◆ RECORDED INFORMATION
####################
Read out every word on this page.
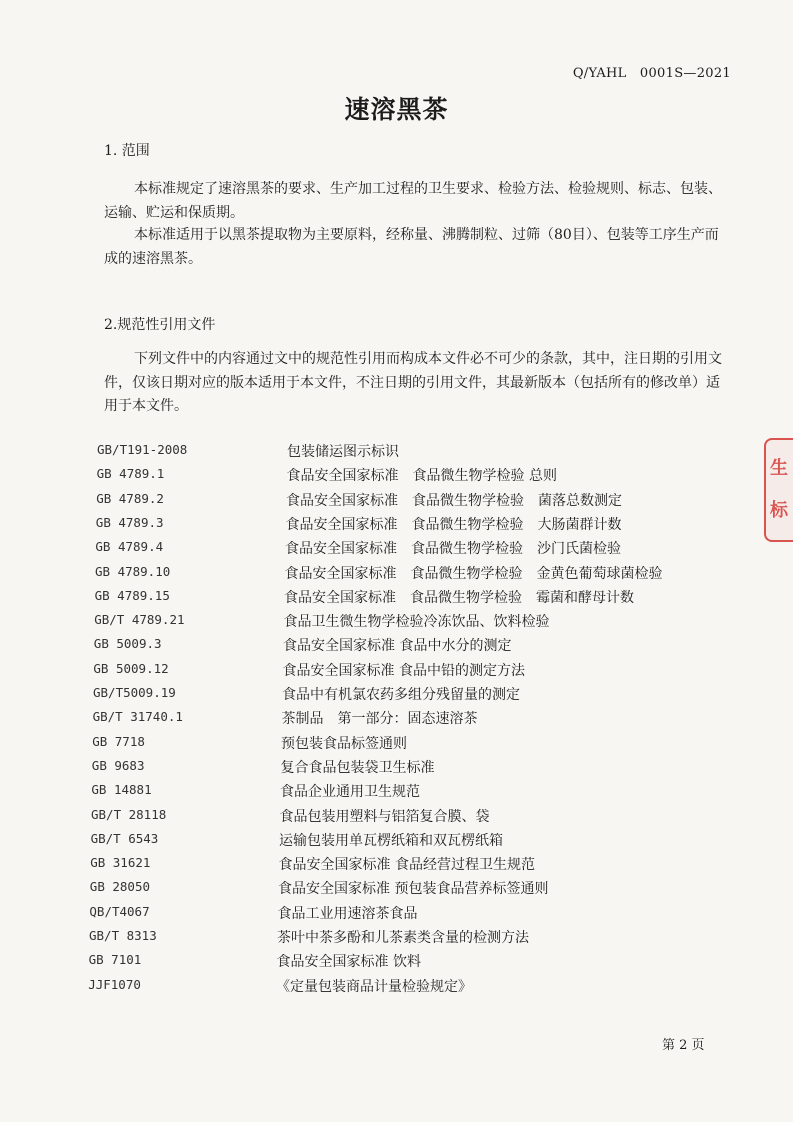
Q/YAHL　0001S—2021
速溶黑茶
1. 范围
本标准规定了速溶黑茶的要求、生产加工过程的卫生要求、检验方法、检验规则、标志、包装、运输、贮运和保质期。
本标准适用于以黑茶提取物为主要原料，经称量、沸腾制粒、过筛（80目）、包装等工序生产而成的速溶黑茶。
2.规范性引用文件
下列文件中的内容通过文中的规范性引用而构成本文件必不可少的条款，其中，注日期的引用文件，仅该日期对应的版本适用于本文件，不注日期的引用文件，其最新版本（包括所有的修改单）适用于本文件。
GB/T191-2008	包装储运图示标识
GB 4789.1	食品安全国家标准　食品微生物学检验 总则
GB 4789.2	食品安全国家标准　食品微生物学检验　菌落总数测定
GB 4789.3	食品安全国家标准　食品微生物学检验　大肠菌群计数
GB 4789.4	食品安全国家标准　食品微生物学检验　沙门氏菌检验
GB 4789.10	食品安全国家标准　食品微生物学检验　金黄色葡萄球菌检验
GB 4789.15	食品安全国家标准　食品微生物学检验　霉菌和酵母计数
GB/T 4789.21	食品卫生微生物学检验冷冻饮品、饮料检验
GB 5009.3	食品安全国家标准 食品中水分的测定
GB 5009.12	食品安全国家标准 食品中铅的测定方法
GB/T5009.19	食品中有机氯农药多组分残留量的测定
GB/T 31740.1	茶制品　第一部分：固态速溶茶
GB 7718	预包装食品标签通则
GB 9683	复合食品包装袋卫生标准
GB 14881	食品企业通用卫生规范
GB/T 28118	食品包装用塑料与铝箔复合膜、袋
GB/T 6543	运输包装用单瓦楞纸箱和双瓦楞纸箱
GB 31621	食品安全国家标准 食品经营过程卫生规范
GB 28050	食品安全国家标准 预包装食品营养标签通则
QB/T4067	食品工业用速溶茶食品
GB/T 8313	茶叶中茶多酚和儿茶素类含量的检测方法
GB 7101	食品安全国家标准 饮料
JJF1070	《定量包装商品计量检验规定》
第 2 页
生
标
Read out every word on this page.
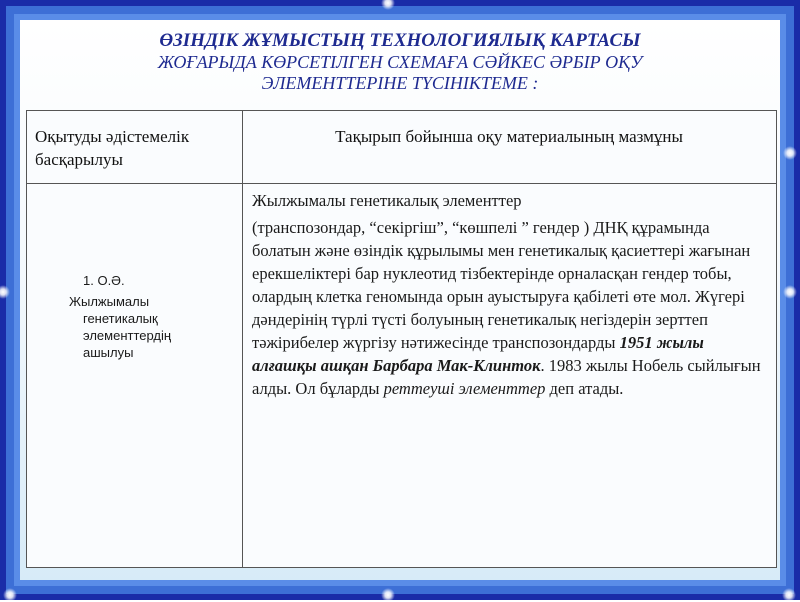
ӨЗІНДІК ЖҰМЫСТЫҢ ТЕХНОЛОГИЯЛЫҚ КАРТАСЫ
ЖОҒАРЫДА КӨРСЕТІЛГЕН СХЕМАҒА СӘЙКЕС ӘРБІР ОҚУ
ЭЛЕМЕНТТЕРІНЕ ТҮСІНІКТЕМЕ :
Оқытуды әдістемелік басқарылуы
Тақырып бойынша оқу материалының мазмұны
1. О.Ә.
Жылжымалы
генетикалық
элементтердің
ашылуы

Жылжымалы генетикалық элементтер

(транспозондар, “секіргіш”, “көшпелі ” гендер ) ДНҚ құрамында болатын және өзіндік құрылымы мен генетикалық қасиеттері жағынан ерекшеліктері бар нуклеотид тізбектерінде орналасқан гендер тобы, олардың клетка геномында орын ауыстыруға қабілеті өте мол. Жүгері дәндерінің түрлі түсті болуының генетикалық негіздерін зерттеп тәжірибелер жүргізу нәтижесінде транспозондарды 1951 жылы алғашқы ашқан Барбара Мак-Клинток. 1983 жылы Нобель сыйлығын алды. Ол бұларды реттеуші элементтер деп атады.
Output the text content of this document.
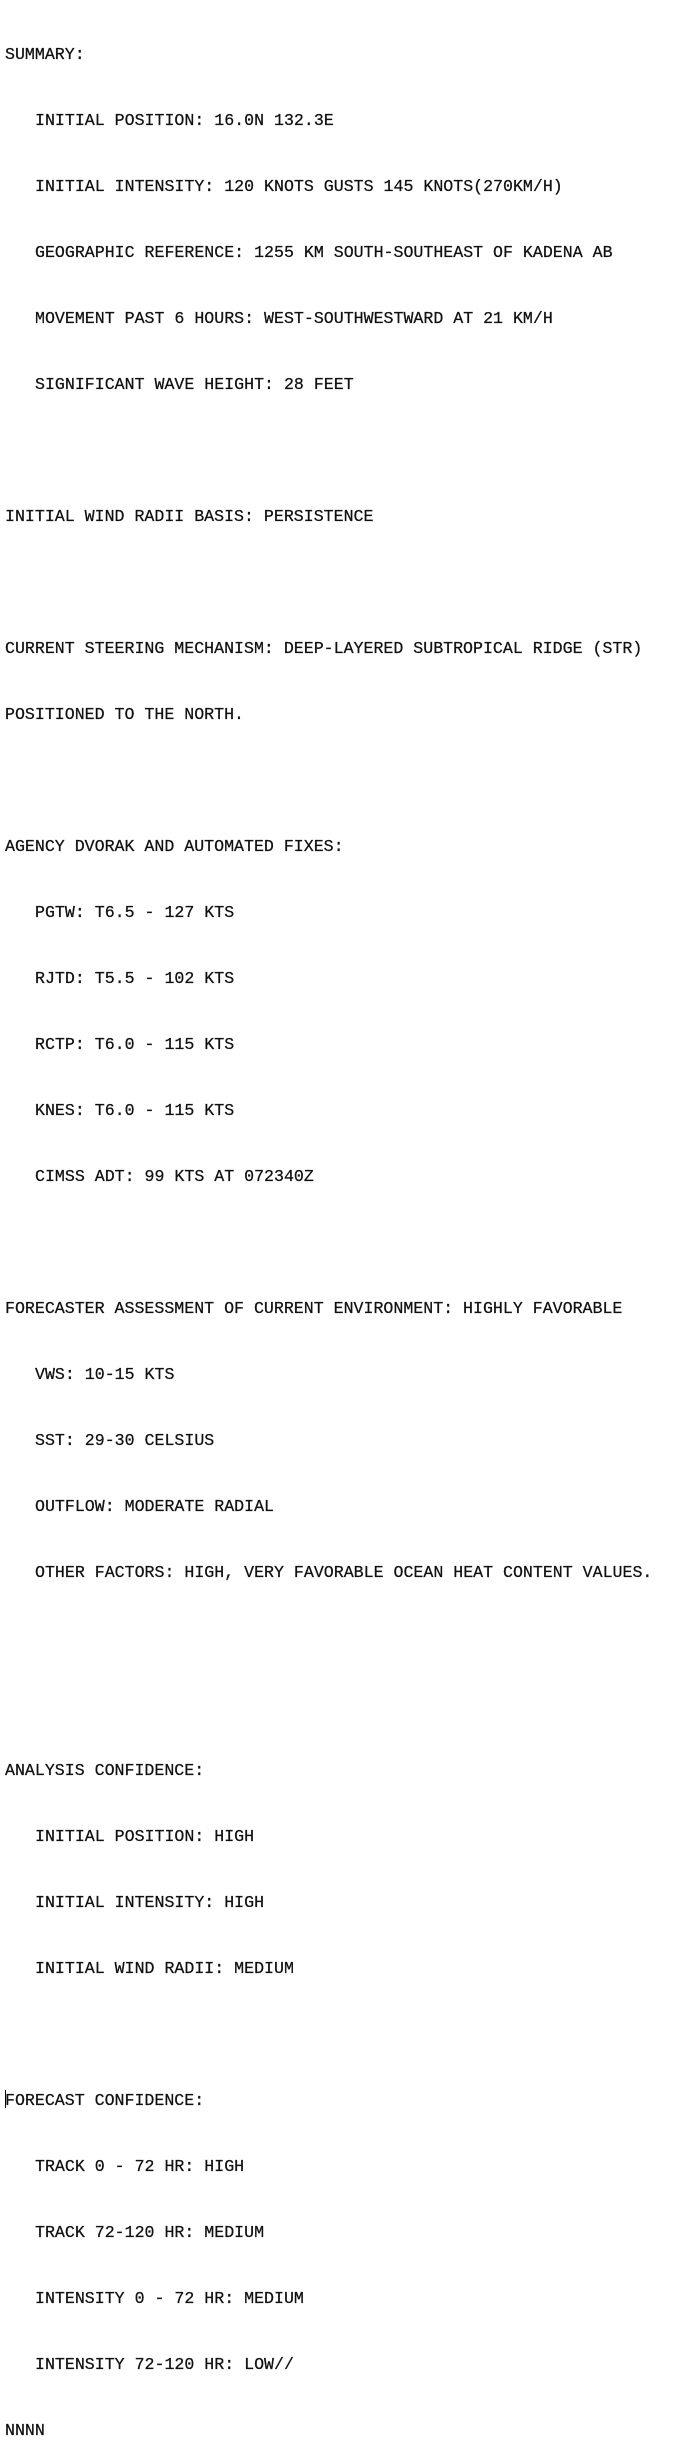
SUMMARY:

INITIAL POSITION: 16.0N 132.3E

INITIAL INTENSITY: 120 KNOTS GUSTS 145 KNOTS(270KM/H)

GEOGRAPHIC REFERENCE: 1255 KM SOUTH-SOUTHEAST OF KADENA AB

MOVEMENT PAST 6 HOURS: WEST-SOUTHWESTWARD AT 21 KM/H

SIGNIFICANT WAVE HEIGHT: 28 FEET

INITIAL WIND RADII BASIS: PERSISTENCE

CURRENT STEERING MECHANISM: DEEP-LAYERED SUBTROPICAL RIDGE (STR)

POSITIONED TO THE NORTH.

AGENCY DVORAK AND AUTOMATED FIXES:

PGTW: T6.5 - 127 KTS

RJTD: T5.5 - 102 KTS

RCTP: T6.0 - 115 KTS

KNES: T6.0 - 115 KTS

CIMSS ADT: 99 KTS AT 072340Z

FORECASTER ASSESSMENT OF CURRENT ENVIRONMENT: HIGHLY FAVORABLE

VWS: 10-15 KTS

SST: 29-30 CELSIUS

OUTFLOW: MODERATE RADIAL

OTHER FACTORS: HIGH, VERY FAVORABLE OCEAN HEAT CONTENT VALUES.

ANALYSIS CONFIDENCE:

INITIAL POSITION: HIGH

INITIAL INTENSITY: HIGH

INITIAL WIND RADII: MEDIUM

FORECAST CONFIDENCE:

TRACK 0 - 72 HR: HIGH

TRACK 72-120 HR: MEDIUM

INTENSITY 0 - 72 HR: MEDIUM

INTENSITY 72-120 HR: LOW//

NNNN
####################
◆ PROBLEM STATEMENT
Pictures stay out; reproduce every line of the records exactly.

◆ ANSWER TO THE TASK
Read out every word on this page.
Q/YAHL　0001S—2021
速溶黑茶
1. 范围
本标准规定了速溶黑茶的要求、生产加工过程的卫生要求、检验方法、检验规则、标志、包装、运输、贮运和保质期。
本标准适用于以黑茶提取物为主要原料，经称量、沸腾制粒、过筛（80目）、包装等工序生产而成的速溶黑茶。
2.规范性引用文件
下列文件中的内容通过文中的规范性引用而构成本文件必不可少的条款，其中，注日期的引用文件，仅该日期对应的版本适用于本文件，不注日期的引用文件，其最新版本（包括所有的修改单）适用于本文件。
GB/T191-2008	包装储运图示标识
GB 4789.1	食品安全国家标准　食品微生物学检验 总则
GB 4789.2	食品安全国家标准　食品微生物学检验　菌落总数测定
GB 4789.3	食品安全国家标准　食品微生物学检验　大肠菌群计数
GB 4789.4	食品安全国家标准　食品微生物学检验　沙门氏菌检验
GB 4789.10	食品安全国家标准　食品微生物学检验　金黄色葡萄球菌检验
GB 4789.15	食品安全国家标准　食品微生物学检验　霉菌和酵母计数
GB/T 4789.21	食品卫生微生物学检验冷冻饮品、饮料检验
GB 5009.3	食品安全国家标准 食品中水分的测定
GB 5009.12	食品安全国家标准 食品中铅的测定方法
GB/T5009.19	食品中有机氯农药多组分残留量的测定
GB/T 31740.1	茶制品　第一部分：固态速溶茶
GB 7718	预包装食品标签通则
GB 9683	复合食品包装袋卫生标准
GB 14881	食品企业通用卫生规范
GB/T 28118	食品包装用塑料与铝箔复合膜、袋
GB/T 6543	运输包装用单瓦楞纸箱和双瓦楞纸箱
GB 31621	食品安全国家标准 食品经营过程卫生规范
GB 28050	食品安全国家标准 预包装食品营养标签通则
QB/T4067	食品工业用速溶茶食品
GB/T 8313	茶叶中茶多酚和儿茶素类含量的检测方法
GB 7101	食品安全国家标准 饮料
JJF1070	《定量包装商品计量检验规定》
第 2 页
生
标
Read out every word on this page.
ӨЗІНДІК ЖҰМЫСТЫҢ ТЕХНОЛОГИЯЛЫҚ КАРТАСЫ
ЖОҒАРЫДА КӨРСЕТІЛГЕН СХЕМАҒА СӘЙКЕС ӘРБІР ОҚУ
ЭЛЕМЕНТТЕРІНЕ ТҮСІНІКТЕМЕ :
Оқытуды әдістемелік басқарылуы
Тақырып бойынша оқу материалының мазмұны
1. О.Ә.
Жылжымалы
генетикалық
элементтердің
ашылуы

Жылжымалы генетикалық элементтер

(транспозондар, “секіргіш”, “көшпелі ” гендер ) ДНҚ құрамында болатын және өзіндік құрылымы мен генетикалық қасиеттері жағынан ерекшеліктері бар нуклеотид тізбектерінде орналасқан гендер тобы, олардың клетка геномында орын ауыстыруға қабілеті өте мол. Жүгері дәндерінің түрлі түсті болуының генетикалық негіздерін зерттеп тәжірибелер жүргізу нәтижесінде транспозондарды 1951 жылы алғашқы ашқан Барбара Мак-Клинток. 1983 жылы Нобель сыйлығын алды. Ол бұларды реттеуші элементтер деп атады.
Output the text content of this document.
SUMMARY:

INITIAL POSITION: 16.0N 132.3E

INITIAL INTENSITY: 120 KNOTS GUSTS 145 KNOTS(270KM/H)

GEOGRAPHIC REFERENCE: 1255 KM SOUTH-SOUTHEAST OF KADENA AB

MOVEMENT PAST 6 HOURS: WEST-SOUTHWESTWARD AT 21 KM/H

SIGNIFICANT WAVE HEIGHT: 28 FEET

INITIAL WIND RADII BASIS: PERSISTENCE

CURRENT STEERING MECHANISM: DEEP-LAYERED SUBTROPICAL RIDGE (STR)

POSITIONED TO THE NORTH.

AGENCY DVORAK AND AUTOMATED FIXES:

PGTW: T6.5 - 127 KTS

RJTD: T5.5 - 102 KTS

RCTP: T6.0 - 115 KTS

KNES: T6.0 - 115 KTS

CIMSS ADT: 99 KTS AT 072340Z

FORECASTER ASSESSMENT OF CURRENT ENVIRONMENT: HIGHLY FAVORABLE

VWS: 10-15 KTS

SST: 29-30 CELSIUS

OUTFLOW: MODERATE RADIAL

OTHER FACTORS: HIGH, VERY FAVORABLE OCEAN HEAT CONTENT VALUES.

ANALYSIS CONFIDENCE:

INITIAL POSITION: HIGH

INITIAL INTENSITY: HIGH

INITIAL WIND RADII: MEDIUM

FORECAST CONFIDENCE:

TRACK 0 - 72 HR: HIGH

TRACK 72-120 HR: MEDIUM

INTENSITY 0 - 72 HR: MEDIUM

INTENSITY 72-120 HR: LOW//

NNNN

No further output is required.